## BEGIN Supplied records
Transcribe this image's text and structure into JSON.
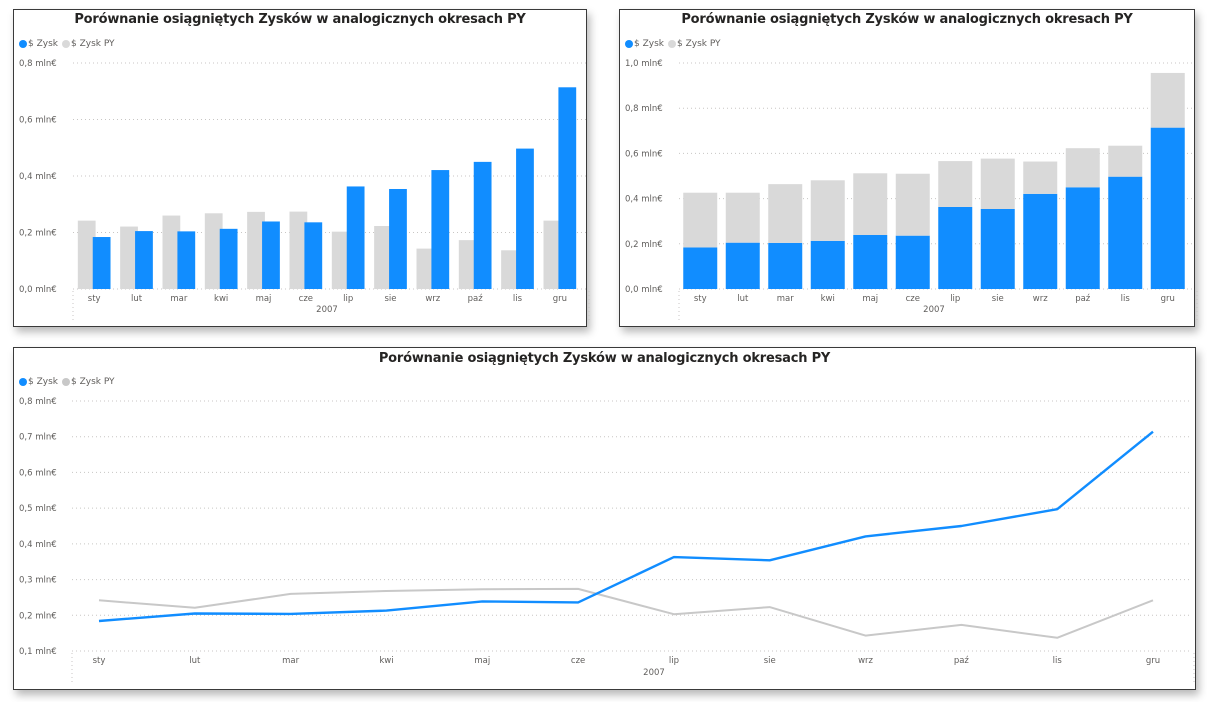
{
  "colors": {
    "zysk": "#118dff",
    "zysk_py": "#d9d9d9",
    "grid": "#c8c6c4"
  },
  "chart_data": [
    {
      "type": "bar",
      "variant": "clustered",
      "title": "Porównanie osiągniętych Zysków w analogicznych okresach PY",
      "legend": [
        {
          "label": "$ Zysk",
          "color": "#118dff"
        },
        {
          "label": "$ Zysk PY",
          "color": "#d9d9d9"
        }
      ],
      "legend_position": "top-left",
      "categories": [
        "sty",
        "lut",
        "mar",
        "kwi",
        "maj",
        "cze",
        "lip",
        "sie",
        "wrz",
        "paź",
        "lis",
        "gru"
      ],
      "series": [
        {
          "name": "$ Zysk PY",
          "values": [
            0.242,
            0.221,
            0.26,
            0.268,
            0.273,
            0.274,
            0.203,
            0.223,
            0.143,
            0.173,
            0.137,
            0.242
          ]
        },
        {
          "name": "$ Zysk",
          "values": [
            0.184,
            0.205,
            0.204,
            0.213,
            0.239,
            0.236,
            0.363,
            0.354,
            0.421,
            0.45,
            0.497,
            0.714
          ]
        }
      ],
      "xlabel": "2007",
      "ylabel": "",
      "ylim": [
        0,
        0.8
      ],
      "yticks": [
        0,
        0.2,
        0.4,
        0.6,
        0.8
      ],
      "ytick_labels": [
        "0,0 mln€",
        "0,2 mln€",
        "0,4 mln€",
        "0,6 mln€",
        "0,8 mln€"
      ],
      "grid": true
    },
    {
      "type": "bar",
      "variant": "stacked",
      "title": "Porównanie osiągniętych Zysków w analogicznych okresach PY",
      "legend": [
        {
          "label": "$ Zysk",
          "color": "#118dff"
        },
        {
          "label": "$ Zysk PY",
          "color": "#d9d9d9"
        }
      ],
      "legend_position": "top-left",
      "categories": [
        "sty",
        "lut",
        "mar",
        "kwi",
        "maj",
        "cze",
        "lip",
        "sie",
        "wrz",
        "paź",
        "lis",
        "gru"
      ],
      "series": [
        {
          "name": "$ Zysk",
          "values": [
            0.184,
            0.205,
            0.204,
            0.213,
            0.239,
            0.236,
            0.363,
            0.354,
            0.421,
            0.45,
            0.497,
            0.714
          ]
        },
        {
          "name": "$ Zysk PY",
          "values": [
            0.242,
            0.221,
            0.26,
            0.268,
            0.273,
            0.274,
            0.203,
            0.223,
            0.143,
            0.173,
            0.137,
            0.242
          ]
        }
      ],
      "xlabel": "2007",
      "ylabel": "",
      "ylim": [
        0,
        1.0
      ],
      "yticks": [
        0,
        0.2,
        0.4,
        0.6,
        0.8,
        1.0
      ],
      "ytick_labels": [
        "0,0 mln€",
        "0,2 mln€",
        "0,4 mln€",
        "0,6 mln€",
        "0,8 mln€",
        "1,0 mln€"
      ],
      "grid": true
    },
    {
      "type": "line",
      "title": "Porównanie osiągniętych Zysków w analogicznych okresach PY",
      "legend": [
        {
          "label": "$ Zysk",
          "color": "#118dff"
        },
        {
          "label": "$ Zysk PY",
          "color": "#c8c8c8"
        }
      ],
      "legend_position": "top-left",
      "categories": [
        "sty",
        "lut",
        "mar",
        "kwi",
        "maj",
        "cze",
        "lip",
        "sie",
        "wrz",
        "paź",
        "lis",
        "gru"
      ],
      "series": [
        {
          "name": "$ Zysk PY",
          "values": [
            0.242,
            0.221,
            0.26,
            0.268,
            0.273,
            0.274,
            0.203,
            0.223,
            0.143,
            0.173,
            0.137,
            0.242
          ]
        },
        {
          "name": "$ Zysk",
          "values": [
            0.184,
            0.205,
            0.204,
            0.213,
            0.239,
            0.236,
            0.363,
            0.354,
            0.421,
            0.45,
            0.497,
            0.714
          ]
        }
      ],
      "xlabel": "2007",
      "ylabel": "",
      "ylim": [
        0.1,
        0.8
      ],
      "yticks": [
        0.1,
        0.2,
        0.3,
        0.4,
        0.5,
        0.6,
        0.7,
        0.8
      ],
      "ytick_labels": [
        "0,1 mln€",
        "0,2 mln€",
        "0,3 mln€",
        "0,4 mln€",
        "0,5 mln€",
        "0,6 mln€",
        "0,7 mln€",
        "0,8 mln€"
      ],
      "grid": true
    }
  ]
}
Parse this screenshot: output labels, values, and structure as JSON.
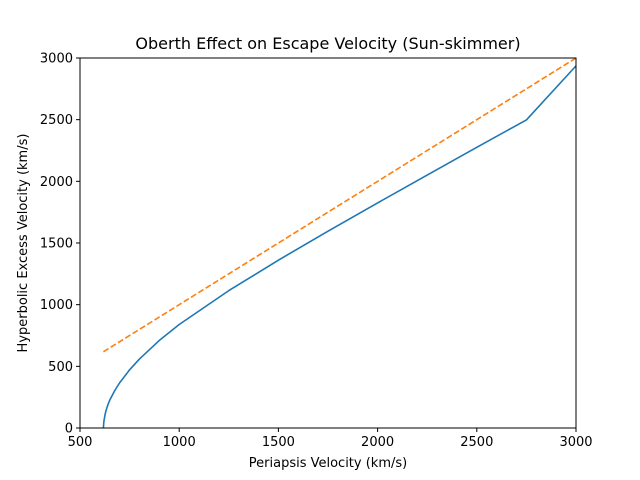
{
  "chart_data": {
    "type": "line",
    "title": "Oberth Effect on Escape Velocity (Sun-skimmer)",
    "xlabel": "Periapsis Velocity (km/s)",
    "ylabel": "Hyperbolic Excess Velocity (km/s)",
    "xlim": [
      500,
      3000
    ],
    "ylim": [
      0,
      3000
    ],
    "xticks": [
      500,
      1000,
      1500,
      2000,
      2500,
      3000
    ],
    "yticks": [
      0,
      500,
      1000,
      1500,
      2000,
      2500,
      3000
    ],
    "grid": false,
    "legend": "none",
    "series": [
      {
        "color": "#1f77b4",
        "linestyle": "solid",
        "x": [
          618,
          620,
          625,
          630,
          640,
          650,
          675,
          700,
          750,
          800,
          900,
          1000,
          1250,
          1500,
          1750,
          2000,
          2250,
          2500,
          2750,
          3000
        ],
        "y": [
          0,
          50,
          97,
          135,
          186,
          226,
          303,
          367,
          472,
          560,
          710,
          839,
          1114,
          1361,
          1596,
          1825,
          2051,
          2276,
          2498,
          2936
        ]
      },
      {
        "color": "#ff7f0e",
        "linestyle": "dashed",
        "x": [
          618,
          3000
        ],
        "y": [
          618,
          3000
        ]
      }
    ]
  }
}
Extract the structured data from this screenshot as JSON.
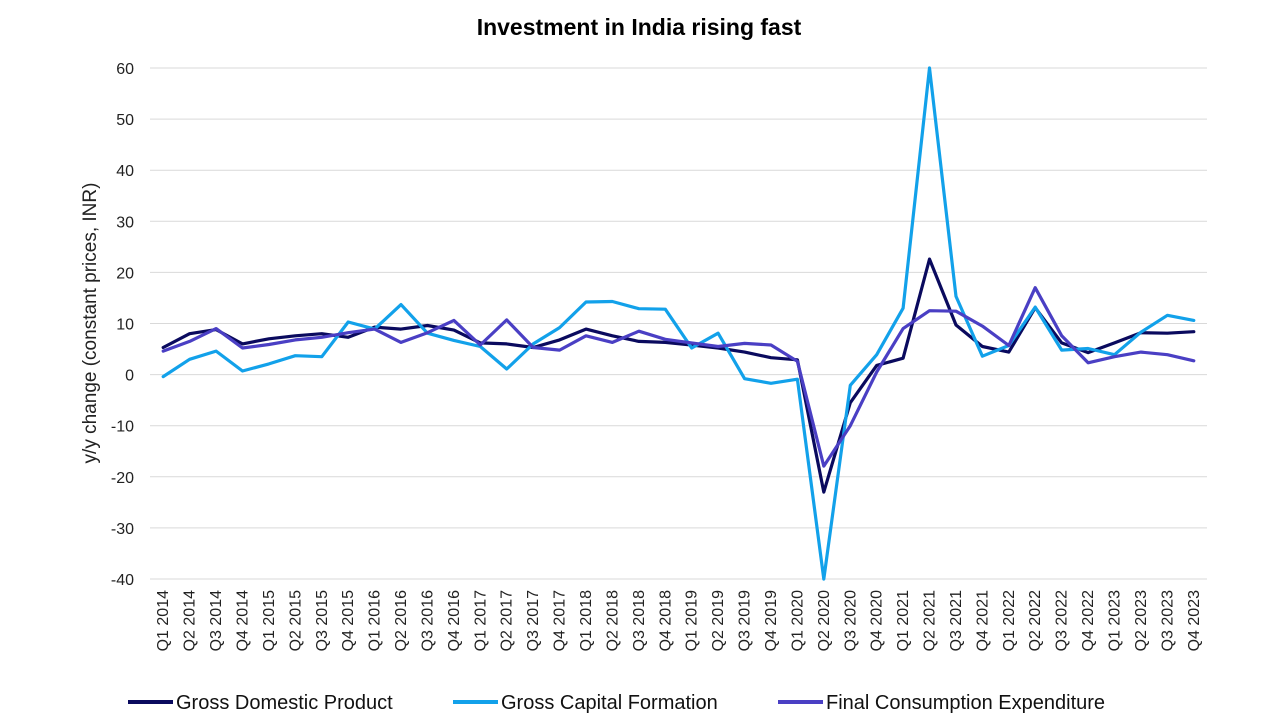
{
  "chart_data": {
    "type": "line",
    "title": "Investment in India rising fast",
    "xlabel": "",
    "ylabel": "y/y change (constant prices, INR)",
    "ylim": [
      -40,
      60
    ],
    "yticks": [
      60,
      50,
      40,
      30,
      20,
      10,
      0,
      -10,
      -20,
      -30,
      -40
    ],
    "grid": "horizontal",
    "legend": "bottom",
    "categories": [
      "Q1 2014",
      "Q2 2014",
      "Q3 2014",
      "Q4 2014",
      "Q1 2015",
      "Q2 2015",
      "Q3 2015",
      "Q4 2015",
      "Q1 2016",
      "Q2 2016",
      "Q3 2016",
      "Q4 2016",
      "Q1 2017",
      "Q2 2017",
      "Q3 2017",
      "Q4 2017",
      "Q1 2018",
      "Q2 2018",
      "Q3 2018",
      "Q4 2018",
      "Q1 2019",
      "Q2 2019",
      "Q3 2019",
      "Q4 2019",
      "Q1 2020",
      "Q2 2020",
      "Q3 2020",
      "Q4 2020",
      "Q1 2021",
      "Q2 2021",
      "Q3 2021",
      "Q4 2021",
      "Q1 2022",
      "Q2 2022",
      "Q3 2022",
      "Q4 2022",
      "Q1 2023",
      "Q2 2023",
      "Q3 2023",
      "Q4 2023"
    ],
    "series": [
      {
        "name": "Gross Domestic Product",
        "color": "#0a0a5e",
        "values": [
          5.3,
          8.0,
          8.8,
          6.0,
          7.0,
          7.6,
          8.0,
          7.3,
          9.3,
          8.9,
          9.6,
          8.7,
          6.2,
          6.0,
          5.3,
          6.8,
          8.9,
          7.6,
          6.5,
          6.3,
          5.8,
          5.2,
          4.4,
          3.3,
          2.9,
          -23.0,
          -5.5,
          1.8,
          3.2,
          22.6,
          9.7,
          5.5,
          4.4,
          13.1,
          6.2,
          4.3,
          6.2,
          8.2,
          8.1,
          8.4
        ]
      },
      {
        "name": "Gross Capital Formation",
        "color": "#12a1ea",
        "values": [
          -0.4,
          3.0,
          4.6,
          0.7,
          2.1,
          3.7,
          3.5,
          10.3,
          8.9,
          13.7,
          8.1,
          6.7,
          5.5,
          1.1,
          6.0,
          9.2,
          14.2,
          14.3,
          12.9,
          12.8,
          5.2,
          8.1,
          -0.8,
          -1.7,
          -0.9,
          -40.0,
          -2.1,
          3.9,
          13.0,
          61.0,
          15.3,
          3.6,
          5.7,
          13.2,
          4.8,
          5.1,
          3.9,
          8.3,
          11.6,
          10.6
        ]
      },
      {
        "name": "Final Consumption Expenditure",
        "color": "#4a3fc4",
        "values": [
          4.6,
          6.5,
          9.0,
          5.2,
          5.9,
          6.8,
          7.3,
          8.2,
          8.9,
          6.3,
          8.2,
          10.6,
          5.8,
          10.7,
          5.3,
          4.8,
          7.6,
          6.3,
          8.5,
          6.9,
          6.2,
          5.5,
          6.1,
          5.8,
          2.6,
          -17.9,
          -10.0,
          0.5,
          9.0,
          12.5,
          12.4,
          9.5,
          5.7,
          17.0,
          7.6,
          2.3,
          3.5,
          4.4,
          3.9,
          2.7
        ]
      }
    ]
  }
}
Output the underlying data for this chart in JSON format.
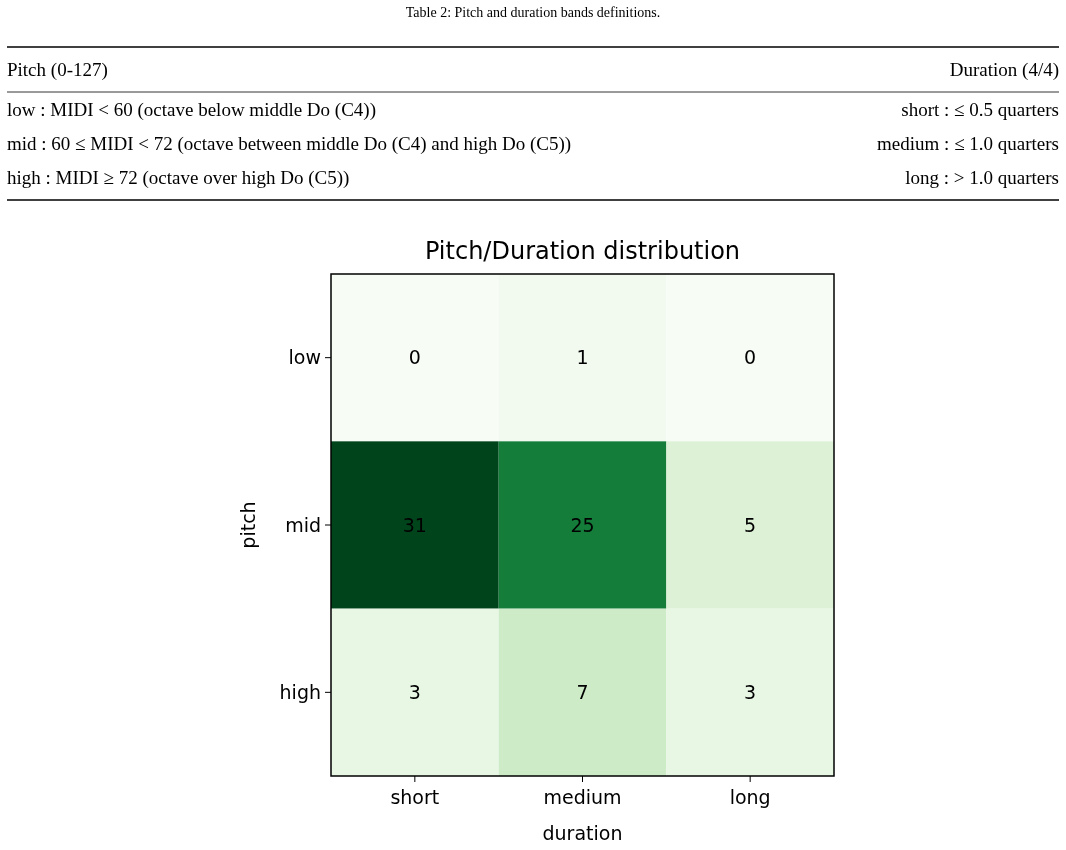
## END Supplied records
Show, from the material above, each line that includes the string "this".

Transcribe this image's text and structure into JSON.
Parse this screenshot: output labels, values, and structure as JSON.
Extract the structured data from this screenshot as JSON.
Output the underlying data for this chart in JSON format.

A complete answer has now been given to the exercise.